Problem details:
From the listing below, extract every line in which the word "text" appears.

-------- Data to process

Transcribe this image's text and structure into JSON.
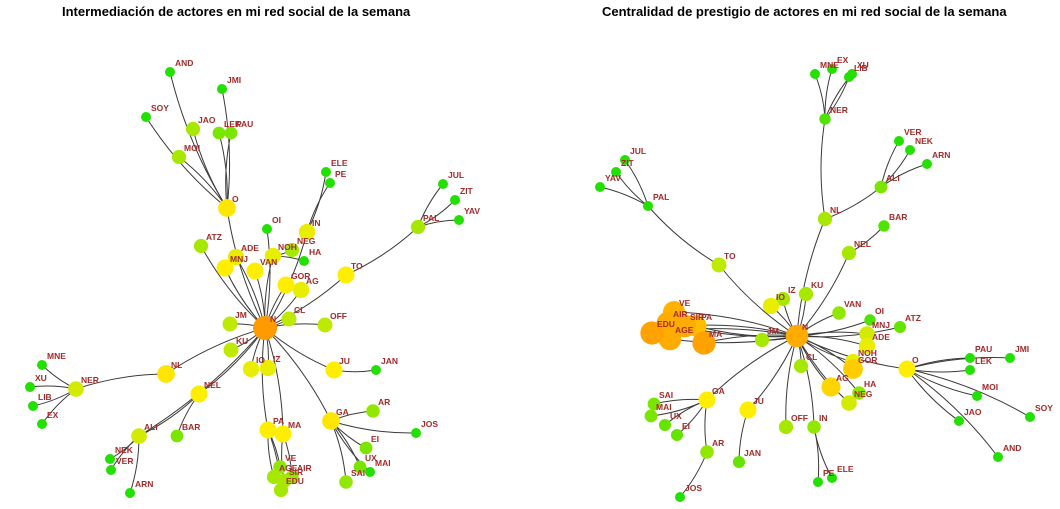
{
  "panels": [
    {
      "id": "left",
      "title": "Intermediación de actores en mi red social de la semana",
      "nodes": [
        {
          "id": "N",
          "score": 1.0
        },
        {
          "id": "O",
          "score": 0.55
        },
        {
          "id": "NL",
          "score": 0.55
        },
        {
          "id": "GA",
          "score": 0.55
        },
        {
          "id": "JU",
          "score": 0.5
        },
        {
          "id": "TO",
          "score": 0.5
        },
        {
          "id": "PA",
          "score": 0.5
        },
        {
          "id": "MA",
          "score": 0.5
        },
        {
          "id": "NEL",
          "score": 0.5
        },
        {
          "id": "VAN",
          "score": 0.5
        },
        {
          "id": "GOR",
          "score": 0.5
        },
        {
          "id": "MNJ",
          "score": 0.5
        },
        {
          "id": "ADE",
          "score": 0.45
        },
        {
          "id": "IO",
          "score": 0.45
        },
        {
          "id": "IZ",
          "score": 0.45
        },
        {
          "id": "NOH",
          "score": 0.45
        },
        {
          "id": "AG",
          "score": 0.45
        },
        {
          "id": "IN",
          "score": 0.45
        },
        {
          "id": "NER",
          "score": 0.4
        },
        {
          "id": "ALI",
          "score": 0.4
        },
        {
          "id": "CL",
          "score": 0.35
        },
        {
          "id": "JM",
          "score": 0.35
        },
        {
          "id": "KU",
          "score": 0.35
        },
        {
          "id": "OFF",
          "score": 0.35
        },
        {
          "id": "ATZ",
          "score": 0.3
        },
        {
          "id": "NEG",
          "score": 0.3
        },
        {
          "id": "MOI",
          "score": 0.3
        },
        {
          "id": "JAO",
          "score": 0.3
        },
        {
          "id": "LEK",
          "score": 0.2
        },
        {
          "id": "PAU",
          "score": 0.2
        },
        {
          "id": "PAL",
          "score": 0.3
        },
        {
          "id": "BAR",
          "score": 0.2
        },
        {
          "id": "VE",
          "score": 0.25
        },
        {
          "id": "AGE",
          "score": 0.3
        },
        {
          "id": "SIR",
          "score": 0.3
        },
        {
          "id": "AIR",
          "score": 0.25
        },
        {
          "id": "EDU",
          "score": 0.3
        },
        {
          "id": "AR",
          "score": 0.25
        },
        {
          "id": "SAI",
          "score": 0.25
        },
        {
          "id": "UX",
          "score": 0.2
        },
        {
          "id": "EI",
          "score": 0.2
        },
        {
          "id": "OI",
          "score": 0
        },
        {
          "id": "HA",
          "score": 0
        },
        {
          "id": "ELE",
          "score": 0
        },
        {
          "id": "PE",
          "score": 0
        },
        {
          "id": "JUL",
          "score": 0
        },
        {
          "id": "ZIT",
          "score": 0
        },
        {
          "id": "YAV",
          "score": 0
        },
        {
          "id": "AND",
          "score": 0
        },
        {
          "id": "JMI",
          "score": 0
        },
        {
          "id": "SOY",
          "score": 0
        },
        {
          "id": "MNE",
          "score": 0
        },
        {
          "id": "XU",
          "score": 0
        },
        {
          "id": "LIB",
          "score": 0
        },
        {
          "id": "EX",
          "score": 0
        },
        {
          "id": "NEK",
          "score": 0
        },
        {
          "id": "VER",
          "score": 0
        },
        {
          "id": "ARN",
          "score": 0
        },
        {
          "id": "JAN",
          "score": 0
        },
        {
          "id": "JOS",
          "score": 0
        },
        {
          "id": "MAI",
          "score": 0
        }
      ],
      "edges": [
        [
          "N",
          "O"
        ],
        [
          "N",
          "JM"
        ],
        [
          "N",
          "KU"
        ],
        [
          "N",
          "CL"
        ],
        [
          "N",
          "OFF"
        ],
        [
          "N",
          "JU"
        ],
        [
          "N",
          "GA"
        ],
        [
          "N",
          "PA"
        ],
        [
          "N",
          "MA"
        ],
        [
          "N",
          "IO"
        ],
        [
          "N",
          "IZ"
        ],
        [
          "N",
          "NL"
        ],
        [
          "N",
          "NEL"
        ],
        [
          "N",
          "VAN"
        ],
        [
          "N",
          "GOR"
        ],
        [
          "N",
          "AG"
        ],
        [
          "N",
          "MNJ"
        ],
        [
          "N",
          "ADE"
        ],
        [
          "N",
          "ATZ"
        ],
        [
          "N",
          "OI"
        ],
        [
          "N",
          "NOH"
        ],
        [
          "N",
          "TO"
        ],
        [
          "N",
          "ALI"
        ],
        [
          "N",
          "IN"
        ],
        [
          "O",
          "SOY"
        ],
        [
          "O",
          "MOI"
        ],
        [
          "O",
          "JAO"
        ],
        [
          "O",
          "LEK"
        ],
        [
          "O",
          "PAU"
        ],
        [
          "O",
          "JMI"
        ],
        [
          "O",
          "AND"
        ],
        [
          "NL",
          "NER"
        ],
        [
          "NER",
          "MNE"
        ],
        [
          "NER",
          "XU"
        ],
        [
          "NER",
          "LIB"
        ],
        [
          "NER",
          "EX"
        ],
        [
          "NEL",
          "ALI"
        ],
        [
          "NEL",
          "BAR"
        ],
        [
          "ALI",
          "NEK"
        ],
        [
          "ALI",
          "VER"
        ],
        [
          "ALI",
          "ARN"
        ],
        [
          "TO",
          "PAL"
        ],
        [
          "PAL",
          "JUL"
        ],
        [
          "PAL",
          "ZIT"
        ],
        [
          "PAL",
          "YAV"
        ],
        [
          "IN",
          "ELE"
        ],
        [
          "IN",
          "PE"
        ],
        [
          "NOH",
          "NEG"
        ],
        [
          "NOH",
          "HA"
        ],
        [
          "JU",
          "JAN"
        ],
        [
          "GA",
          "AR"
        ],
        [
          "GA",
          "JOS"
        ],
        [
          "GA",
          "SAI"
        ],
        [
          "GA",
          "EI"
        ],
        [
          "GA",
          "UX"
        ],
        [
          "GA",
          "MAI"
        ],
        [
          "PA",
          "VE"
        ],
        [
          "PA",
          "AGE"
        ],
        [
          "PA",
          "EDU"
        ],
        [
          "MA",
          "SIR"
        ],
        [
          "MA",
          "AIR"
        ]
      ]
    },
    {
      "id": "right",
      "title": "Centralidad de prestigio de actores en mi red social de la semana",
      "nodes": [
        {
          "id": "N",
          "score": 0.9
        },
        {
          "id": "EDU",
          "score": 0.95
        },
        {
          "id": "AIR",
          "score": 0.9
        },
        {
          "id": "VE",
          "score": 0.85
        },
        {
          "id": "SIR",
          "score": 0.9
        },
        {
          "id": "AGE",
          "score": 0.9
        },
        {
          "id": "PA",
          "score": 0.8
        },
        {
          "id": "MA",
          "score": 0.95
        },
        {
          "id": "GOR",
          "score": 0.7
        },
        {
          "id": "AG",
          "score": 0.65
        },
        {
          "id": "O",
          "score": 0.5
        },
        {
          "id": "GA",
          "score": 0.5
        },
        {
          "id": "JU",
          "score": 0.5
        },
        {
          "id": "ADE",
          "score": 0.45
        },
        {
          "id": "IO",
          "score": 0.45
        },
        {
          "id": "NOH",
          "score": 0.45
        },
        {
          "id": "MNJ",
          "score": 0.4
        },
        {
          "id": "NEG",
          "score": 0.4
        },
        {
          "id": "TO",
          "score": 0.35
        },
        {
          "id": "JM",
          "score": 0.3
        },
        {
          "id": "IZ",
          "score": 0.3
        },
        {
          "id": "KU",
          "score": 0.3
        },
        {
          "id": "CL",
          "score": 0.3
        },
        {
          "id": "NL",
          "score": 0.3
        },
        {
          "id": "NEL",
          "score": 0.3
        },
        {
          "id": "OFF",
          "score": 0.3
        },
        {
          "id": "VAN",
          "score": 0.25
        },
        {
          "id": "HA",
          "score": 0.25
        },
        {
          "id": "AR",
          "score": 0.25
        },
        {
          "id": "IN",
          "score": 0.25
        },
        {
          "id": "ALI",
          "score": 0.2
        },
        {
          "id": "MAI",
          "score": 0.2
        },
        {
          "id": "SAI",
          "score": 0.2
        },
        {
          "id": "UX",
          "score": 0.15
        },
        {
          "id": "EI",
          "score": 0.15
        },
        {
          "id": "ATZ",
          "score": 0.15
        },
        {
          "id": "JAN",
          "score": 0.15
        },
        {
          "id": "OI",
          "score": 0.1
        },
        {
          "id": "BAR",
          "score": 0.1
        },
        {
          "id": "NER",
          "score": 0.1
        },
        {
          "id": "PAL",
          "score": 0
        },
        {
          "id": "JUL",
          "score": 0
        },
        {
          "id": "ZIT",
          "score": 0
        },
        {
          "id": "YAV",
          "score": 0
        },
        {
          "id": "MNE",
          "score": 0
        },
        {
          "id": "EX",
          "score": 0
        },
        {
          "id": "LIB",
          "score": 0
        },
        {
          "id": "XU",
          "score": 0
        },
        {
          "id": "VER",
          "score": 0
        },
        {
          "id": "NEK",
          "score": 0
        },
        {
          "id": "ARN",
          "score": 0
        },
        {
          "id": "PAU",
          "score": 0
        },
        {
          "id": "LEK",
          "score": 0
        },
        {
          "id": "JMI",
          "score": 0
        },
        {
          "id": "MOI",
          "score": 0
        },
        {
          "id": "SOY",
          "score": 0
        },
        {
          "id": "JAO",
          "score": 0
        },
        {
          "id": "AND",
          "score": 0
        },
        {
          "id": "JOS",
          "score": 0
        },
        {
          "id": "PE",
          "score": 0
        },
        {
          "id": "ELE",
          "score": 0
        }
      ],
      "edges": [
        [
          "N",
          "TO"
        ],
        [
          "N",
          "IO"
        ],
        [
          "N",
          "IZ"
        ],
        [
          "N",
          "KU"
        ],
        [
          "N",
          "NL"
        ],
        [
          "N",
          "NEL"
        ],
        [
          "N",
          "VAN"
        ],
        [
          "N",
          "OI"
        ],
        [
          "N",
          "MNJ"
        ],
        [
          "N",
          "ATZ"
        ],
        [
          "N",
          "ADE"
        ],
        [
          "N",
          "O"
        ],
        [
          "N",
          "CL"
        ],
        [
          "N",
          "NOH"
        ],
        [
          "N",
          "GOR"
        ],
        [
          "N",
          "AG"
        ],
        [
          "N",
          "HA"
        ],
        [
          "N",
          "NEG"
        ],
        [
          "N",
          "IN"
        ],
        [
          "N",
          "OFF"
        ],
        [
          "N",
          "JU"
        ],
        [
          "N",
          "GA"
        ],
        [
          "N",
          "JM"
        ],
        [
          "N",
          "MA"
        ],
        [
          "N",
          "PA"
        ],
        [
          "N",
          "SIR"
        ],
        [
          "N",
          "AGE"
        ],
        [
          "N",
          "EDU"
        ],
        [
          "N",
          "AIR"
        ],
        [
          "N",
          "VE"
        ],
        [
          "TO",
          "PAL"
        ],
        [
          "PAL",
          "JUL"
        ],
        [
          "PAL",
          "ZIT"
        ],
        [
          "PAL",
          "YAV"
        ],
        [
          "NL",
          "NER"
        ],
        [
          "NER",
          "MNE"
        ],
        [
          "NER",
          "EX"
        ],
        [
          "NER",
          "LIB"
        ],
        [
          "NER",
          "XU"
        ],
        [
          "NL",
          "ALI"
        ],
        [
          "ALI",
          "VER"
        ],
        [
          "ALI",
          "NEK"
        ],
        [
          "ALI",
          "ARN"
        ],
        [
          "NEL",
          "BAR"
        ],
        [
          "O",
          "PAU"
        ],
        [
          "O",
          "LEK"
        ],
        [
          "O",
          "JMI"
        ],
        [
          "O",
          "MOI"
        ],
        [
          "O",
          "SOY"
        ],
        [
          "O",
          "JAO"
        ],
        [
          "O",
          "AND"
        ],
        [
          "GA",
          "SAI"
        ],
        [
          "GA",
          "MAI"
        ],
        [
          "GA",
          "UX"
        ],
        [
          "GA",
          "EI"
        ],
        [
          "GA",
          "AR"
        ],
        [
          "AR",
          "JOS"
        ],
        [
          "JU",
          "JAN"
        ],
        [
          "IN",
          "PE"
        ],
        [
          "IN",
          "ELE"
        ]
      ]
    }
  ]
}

----------------
-------- Data to process

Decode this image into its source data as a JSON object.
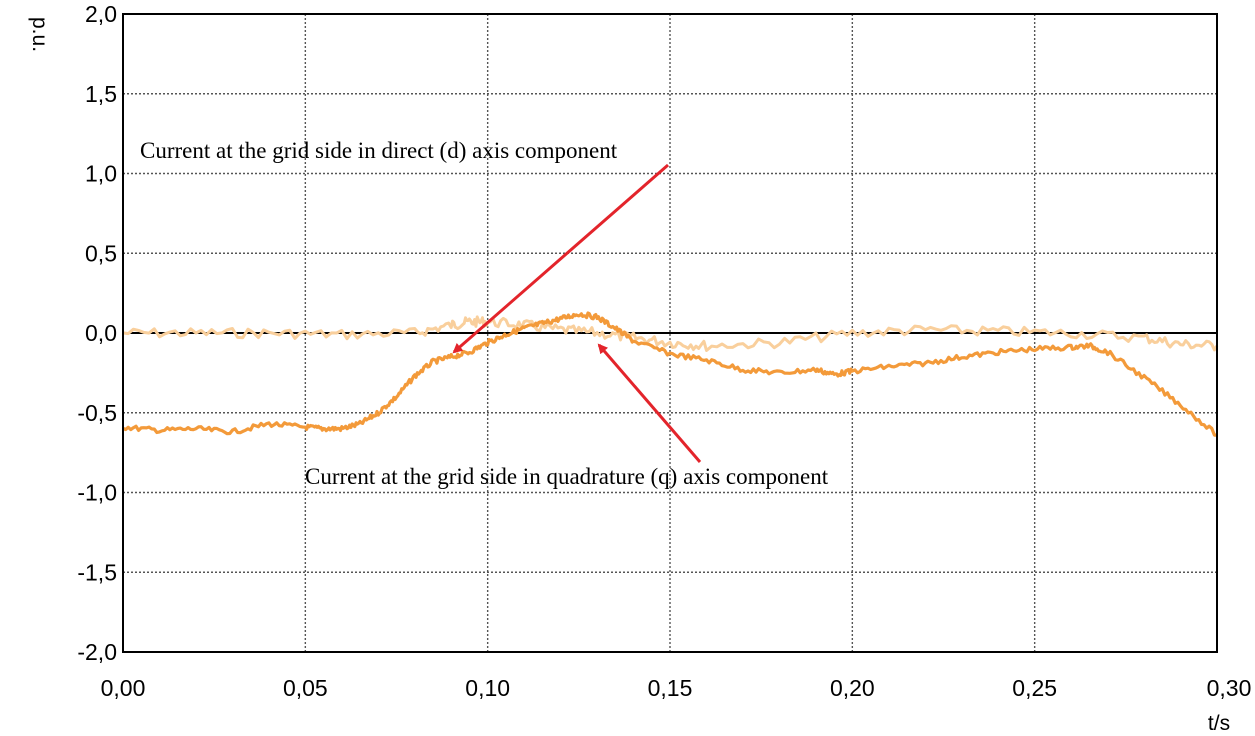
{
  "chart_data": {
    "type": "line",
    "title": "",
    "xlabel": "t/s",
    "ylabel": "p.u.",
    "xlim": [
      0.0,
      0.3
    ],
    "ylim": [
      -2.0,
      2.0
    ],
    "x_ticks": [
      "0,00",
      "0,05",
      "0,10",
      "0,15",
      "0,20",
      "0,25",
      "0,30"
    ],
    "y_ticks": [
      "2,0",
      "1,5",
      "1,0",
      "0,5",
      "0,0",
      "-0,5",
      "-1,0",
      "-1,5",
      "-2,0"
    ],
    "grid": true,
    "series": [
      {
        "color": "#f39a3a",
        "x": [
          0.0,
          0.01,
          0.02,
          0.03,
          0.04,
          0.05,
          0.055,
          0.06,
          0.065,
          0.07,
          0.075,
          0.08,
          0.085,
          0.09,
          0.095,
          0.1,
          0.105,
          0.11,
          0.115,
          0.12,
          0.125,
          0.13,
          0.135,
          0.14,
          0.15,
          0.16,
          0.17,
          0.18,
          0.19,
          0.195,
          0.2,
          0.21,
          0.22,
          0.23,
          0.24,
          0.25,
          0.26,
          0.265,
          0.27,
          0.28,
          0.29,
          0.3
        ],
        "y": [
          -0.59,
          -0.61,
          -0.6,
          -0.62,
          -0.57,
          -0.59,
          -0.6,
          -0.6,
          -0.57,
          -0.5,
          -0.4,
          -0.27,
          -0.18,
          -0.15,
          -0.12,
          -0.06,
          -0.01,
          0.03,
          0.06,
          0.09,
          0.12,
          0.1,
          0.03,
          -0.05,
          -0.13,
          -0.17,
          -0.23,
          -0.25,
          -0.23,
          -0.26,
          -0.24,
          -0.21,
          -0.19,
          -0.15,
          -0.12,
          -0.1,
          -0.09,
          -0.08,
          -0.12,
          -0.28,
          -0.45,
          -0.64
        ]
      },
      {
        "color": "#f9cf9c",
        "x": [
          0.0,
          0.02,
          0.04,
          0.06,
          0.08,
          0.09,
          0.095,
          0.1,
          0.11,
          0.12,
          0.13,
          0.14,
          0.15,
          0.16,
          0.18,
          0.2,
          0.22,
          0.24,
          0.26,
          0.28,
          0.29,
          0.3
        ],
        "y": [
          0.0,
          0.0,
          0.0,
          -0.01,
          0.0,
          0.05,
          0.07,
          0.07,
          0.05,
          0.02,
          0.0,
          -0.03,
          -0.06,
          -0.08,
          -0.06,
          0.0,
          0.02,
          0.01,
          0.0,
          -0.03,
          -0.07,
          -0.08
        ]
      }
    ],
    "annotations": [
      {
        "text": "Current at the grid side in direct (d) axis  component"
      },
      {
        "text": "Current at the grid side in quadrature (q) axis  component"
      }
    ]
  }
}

----------------

Exercise response:
Transcribe this image's text and structure into JSON.
        "text": "Current at the grid side in direct (d) axis  component"
        "text": "Current at the grid side in quadrature (q) axis  component"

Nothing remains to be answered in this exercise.